### Source data
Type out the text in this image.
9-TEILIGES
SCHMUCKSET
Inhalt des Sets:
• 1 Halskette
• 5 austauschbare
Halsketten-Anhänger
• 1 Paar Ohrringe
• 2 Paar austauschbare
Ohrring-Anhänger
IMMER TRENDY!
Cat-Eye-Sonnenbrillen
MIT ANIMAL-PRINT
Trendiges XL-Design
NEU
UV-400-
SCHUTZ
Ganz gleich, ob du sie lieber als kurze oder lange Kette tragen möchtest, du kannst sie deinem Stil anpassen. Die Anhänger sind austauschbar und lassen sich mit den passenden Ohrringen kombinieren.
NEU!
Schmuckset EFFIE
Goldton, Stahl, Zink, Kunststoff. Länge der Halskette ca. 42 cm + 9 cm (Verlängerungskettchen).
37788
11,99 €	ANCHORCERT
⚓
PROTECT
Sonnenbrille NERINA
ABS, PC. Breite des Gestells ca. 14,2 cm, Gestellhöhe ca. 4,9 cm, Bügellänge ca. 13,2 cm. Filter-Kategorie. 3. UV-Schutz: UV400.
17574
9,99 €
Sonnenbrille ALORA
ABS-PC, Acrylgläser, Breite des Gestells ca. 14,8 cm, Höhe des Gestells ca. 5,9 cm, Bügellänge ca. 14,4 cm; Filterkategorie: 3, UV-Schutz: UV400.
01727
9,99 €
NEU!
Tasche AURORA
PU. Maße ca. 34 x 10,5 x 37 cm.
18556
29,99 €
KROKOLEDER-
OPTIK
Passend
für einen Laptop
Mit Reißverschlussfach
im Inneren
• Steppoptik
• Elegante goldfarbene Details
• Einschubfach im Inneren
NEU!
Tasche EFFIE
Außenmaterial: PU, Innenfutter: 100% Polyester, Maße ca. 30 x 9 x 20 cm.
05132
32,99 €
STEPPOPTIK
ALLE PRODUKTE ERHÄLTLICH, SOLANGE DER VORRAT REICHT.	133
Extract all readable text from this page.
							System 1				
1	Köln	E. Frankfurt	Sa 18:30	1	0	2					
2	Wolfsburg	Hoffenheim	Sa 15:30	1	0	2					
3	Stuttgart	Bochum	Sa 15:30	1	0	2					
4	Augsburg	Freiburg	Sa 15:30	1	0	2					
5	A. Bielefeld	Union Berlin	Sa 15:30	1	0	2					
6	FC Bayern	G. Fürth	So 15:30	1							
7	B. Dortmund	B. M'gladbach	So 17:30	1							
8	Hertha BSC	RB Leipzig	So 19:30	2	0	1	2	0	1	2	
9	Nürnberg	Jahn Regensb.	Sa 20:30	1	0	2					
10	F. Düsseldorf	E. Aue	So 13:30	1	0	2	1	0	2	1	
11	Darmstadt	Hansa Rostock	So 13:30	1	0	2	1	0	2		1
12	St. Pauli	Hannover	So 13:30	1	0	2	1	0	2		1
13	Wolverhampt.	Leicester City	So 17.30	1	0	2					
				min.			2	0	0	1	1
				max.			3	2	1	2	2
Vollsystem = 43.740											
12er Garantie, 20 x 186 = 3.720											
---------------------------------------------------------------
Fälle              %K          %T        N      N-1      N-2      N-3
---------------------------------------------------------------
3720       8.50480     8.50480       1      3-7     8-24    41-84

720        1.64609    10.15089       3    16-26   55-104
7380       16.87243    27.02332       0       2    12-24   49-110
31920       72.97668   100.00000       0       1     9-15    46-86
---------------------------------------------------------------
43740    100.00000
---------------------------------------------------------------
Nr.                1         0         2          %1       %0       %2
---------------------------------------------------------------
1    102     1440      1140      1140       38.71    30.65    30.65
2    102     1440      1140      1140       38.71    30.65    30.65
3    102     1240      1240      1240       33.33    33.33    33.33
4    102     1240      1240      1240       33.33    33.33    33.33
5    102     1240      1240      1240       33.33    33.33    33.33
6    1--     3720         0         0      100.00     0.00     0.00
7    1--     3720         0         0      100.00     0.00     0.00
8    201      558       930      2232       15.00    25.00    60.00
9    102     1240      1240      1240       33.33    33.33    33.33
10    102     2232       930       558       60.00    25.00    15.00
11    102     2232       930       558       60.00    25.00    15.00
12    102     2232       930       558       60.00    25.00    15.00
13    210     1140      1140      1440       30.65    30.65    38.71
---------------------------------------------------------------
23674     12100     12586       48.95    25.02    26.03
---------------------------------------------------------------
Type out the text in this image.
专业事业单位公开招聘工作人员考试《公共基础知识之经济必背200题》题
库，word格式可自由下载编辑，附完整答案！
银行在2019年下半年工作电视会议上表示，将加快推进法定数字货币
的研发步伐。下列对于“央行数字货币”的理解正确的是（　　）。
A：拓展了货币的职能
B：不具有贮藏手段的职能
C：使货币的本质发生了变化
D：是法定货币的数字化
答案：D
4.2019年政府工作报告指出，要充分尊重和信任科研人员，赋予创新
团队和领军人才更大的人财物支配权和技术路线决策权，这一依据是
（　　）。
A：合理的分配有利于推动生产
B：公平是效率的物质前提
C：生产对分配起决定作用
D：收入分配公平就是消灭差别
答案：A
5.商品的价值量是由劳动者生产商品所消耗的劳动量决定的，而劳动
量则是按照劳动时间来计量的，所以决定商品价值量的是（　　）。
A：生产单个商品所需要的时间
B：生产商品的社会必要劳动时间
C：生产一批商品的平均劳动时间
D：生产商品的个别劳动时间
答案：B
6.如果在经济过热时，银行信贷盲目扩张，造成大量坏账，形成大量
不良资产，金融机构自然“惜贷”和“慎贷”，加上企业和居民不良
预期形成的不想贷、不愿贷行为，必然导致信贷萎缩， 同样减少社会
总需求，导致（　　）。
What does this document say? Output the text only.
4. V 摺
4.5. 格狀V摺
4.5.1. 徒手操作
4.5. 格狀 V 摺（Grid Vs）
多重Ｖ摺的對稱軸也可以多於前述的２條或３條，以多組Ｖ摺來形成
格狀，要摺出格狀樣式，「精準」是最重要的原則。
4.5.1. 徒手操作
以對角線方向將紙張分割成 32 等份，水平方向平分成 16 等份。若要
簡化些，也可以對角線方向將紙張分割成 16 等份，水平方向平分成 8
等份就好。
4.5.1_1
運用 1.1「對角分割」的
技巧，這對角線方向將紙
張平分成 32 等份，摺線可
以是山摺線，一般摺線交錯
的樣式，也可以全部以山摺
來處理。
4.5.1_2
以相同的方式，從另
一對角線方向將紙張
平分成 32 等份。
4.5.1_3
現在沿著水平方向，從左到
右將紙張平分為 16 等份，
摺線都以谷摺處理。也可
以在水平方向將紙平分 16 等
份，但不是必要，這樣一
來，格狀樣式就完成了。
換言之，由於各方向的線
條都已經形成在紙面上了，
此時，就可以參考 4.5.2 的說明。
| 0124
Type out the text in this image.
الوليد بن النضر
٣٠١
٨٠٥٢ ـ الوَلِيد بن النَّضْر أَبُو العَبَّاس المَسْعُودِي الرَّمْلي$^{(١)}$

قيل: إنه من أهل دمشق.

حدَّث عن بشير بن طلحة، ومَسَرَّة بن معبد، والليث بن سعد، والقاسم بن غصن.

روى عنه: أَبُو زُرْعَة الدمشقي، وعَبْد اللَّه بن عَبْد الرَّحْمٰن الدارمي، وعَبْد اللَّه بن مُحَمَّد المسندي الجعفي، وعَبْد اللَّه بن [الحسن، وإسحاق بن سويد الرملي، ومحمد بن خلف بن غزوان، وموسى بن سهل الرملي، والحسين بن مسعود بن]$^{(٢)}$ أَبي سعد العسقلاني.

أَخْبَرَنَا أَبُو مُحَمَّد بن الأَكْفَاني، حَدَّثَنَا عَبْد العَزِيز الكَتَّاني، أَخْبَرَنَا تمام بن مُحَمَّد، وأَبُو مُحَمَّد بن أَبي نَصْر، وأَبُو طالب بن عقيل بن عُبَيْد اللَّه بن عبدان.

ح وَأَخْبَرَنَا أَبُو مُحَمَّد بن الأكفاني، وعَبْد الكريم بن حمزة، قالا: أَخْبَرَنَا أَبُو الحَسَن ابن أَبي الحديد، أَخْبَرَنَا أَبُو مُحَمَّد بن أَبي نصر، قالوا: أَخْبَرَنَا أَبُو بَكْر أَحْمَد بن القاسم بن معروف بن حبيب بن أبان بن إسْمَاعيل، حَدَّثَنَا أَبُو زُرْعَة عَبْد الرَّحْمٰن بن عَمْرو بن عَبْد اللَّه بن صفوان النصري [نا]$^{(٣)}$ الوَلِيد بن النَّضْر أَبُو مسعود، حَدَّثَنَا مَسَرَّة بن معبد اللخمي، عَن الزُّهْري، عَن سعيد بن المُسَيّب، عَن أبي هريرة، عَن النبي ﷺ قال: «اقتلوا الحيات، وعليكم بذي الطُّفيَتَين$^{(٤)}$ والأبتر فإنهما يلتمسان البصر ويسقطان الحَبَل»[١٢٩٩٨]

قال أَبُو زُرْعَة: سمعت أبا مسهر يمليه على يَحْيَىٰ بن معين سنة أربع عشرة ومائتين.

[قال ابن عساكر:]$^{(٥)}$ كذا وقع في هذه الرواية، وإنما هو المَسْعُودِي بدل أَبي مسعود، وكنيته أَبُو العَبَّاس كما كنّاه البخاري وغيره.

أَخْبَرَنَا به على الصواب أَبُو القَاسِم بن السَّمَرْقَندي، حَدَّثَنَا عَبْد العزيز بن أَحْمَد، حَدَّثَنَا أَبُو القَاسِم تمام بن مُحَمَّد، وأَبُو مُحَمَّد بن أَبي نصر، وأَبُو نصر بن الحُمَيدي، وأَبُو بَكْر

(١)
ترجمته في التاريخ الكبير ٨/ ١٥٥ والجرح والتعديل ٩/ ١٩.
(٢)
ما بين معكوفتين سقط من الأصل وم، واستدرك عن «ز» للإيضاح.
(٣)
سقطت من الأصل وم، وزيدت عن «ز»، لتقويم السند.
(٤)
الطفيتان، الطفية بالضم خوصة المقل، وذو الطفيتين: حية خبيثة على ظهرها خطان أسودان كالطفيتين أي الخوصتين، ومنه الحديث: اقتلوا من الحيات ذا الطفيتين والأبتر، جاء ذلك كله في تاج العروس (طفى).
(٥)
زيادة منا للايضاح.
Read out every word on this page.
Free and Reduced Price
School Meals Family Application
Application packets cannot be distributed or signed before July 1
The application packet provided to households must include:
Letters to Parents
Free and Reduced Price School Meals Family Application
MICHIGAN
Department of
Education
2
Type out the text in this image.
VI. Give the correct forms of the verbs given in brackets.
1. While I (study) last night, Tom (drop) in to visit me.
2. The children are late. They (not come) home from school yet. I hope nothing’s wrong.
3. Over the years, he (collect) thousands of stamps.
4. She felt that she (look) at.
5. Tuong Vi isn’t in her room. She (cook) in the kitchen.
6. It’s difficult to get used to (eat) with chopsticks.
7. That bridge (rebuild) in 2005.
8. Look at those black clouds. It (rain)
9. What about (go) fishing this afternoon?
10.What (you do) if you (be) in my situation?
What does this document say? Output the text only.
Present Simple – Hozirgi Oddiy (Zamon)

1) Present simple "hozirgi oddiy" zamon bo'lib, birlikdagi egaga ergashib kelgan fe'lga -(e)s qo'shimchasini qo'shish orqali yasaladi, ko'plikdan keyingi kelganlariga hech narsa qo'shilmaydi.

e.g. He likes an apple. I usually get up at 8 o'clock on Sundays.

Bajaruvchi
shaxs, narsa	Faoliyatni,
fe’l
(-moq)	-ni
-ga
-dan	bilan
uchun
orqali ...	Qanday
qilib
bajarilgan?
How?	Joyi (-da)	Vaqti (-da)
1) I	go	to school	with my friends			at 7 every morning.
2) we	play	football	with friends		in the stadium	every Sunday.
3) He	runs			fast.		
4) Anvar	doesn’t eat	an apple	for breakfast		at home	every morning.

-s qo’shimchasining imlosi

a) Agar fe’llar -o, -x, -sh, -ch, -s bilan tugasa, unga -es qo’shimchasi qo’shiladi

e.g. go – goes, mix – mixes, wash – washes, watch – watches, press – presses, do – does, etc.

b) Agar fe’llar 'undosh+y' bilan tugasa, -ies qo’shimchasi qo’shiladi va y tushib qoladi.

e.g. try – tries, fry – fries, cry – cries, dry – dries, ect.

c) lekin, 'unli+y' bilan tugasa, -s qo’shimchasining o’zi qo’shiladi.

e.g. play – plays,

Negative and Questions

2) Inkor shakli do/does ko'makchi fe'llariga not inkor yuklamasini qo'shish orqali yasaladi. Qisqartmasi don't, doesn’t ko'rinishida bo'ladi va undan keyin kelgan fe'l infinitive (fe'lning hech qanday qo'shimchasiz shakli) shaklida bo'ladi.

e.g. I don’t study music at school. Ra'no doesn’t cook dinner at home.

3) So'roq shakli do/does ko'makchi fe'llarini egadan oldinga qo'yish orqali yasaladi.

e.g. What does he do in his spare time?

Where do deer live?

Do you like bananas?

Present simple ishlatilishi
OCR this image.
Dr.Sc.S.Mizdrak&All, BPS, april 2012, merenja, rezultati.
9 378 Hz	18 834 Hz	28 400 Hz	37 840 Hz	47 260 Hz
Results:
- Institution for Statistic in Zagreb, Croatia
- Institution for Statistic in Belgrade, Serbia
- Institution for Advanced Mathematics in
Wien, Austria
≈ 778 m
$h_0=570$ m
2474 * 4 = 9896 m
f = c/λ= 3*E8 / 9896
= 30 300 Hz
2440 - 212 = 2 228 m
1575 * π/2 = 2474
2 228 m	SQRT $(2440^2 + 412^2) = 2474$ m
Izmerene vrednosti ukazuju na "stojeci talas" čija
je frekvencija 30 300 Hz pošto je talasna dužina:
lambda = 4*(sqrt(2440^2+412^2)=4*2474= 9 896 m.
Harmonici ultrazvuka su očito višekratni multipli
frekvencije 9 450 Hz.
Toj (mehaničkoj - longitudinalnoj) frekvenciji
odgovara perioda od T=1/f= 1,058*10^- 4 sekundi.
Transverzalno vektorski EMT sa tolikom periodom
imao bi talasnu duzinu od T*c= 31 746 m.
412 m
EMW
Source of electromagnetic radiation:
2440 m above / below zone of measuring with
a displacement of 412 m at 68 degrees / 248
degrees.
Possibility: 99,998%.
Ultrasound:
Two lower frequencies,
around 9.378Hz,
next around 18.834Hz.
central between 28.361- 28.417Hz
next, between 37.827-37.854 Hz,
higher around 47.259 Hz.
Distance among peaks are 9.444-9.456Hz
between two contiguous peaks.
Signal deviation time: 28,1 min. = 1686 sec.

### Work instructions
Copy out each line of the listing that holds "every".

### Answer to this task
Read out every word on this page.
1) I	go	to school	with my friends			at 7 every morning.
2) we	play	football	with friends		in the stadium	every Sunday.
4) Anvar	doesn’t eat	an apple	for breakfast		at home	every morning.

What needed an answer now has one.